DATASET ROWS:

— start —

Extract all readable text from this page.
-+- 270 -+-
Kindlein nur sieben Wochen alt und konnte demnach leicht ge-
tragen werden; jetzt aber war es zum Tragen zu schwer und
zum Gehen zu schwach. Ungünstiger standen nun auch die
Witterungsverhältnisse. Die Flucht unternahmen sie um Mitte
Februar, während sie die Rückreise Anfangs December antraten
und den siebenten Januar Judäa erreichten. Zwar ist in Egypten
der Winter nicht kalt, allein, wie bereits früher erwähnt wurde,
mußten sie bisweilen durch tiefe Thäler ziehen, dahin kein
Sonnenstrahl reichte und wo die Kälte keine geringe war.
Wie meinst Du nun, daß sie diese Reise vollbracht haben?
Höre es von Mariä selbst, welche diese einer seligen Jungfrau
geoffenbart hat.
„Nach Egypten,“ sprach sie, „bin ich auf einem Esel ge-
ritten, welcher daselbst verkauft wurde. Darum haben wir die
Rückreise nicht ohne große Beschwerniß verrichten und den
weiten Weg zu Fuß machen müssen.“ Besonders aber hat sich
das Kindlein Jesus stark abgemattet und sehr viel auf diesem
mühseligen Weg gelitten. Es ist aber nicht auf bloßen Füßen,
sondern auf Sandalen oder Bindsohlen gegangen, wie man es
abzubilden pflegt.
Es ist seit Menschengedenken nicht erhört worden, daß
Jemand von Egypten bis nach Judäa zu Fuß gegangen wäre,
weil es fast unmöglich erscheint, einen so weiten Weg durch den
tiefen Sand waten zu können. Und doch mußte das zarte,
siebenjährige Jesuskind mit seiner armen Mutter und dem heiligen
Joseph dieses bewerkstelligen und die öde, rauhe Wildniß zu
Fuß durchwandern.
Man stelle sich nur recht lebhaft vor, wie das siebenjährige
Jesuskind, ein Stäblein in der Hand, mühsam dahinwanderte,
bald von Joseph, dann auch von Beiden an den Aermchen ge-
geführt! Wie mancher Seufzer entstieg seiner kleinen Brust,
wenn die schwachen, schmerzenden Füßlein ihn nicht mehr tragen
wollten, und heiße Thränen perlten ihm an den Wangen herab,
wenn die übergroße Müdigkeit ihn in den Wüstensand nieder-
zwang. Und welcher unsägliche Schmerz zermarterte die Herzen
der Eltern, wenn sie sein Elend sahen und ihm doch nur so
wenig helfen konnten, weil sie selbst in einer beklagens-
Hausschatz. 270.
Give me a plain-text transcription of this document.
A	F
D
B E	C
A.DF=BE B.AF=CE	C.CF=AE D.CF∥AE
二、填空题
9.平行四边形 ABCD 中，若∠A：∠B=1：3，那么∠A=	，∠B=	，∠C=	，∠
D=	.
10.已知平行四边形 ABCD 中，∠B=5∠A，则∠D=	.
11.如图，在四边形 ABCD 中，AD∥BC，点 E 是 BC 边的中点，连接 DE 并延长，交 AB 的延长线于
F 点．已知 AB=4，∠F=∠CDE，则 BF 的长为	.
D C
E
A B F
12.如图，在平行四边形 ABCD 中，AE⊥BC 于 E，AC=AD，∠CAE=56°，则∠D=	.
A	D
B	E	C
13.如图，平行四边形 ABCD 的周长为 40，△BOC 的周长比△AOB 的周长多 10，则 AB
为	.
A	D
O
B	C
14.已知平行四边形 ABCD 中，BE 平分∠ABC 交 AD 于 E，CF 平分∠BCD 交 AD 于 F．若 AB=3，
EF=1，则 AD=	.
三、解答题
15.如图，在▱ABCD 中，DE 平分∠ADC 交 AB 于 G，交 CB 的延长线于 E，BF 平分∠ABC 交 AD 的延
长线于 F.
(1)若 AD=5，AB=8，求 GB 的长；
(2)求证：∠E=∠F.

— end —

EXERCISE REQUIREMENTS:
Go through the records above and copy every line with the word "已知平行四边形".

THE SOLUTION:
10.已知平行四边形 ABCD 中，∠B=5∠A，则∠D=	.
14.已知平行四边形 ABCD 中，BE 平分∠ABC 交 AD 于 E，CF 平分∠BCD 交 AD 于 F．若 AB=3，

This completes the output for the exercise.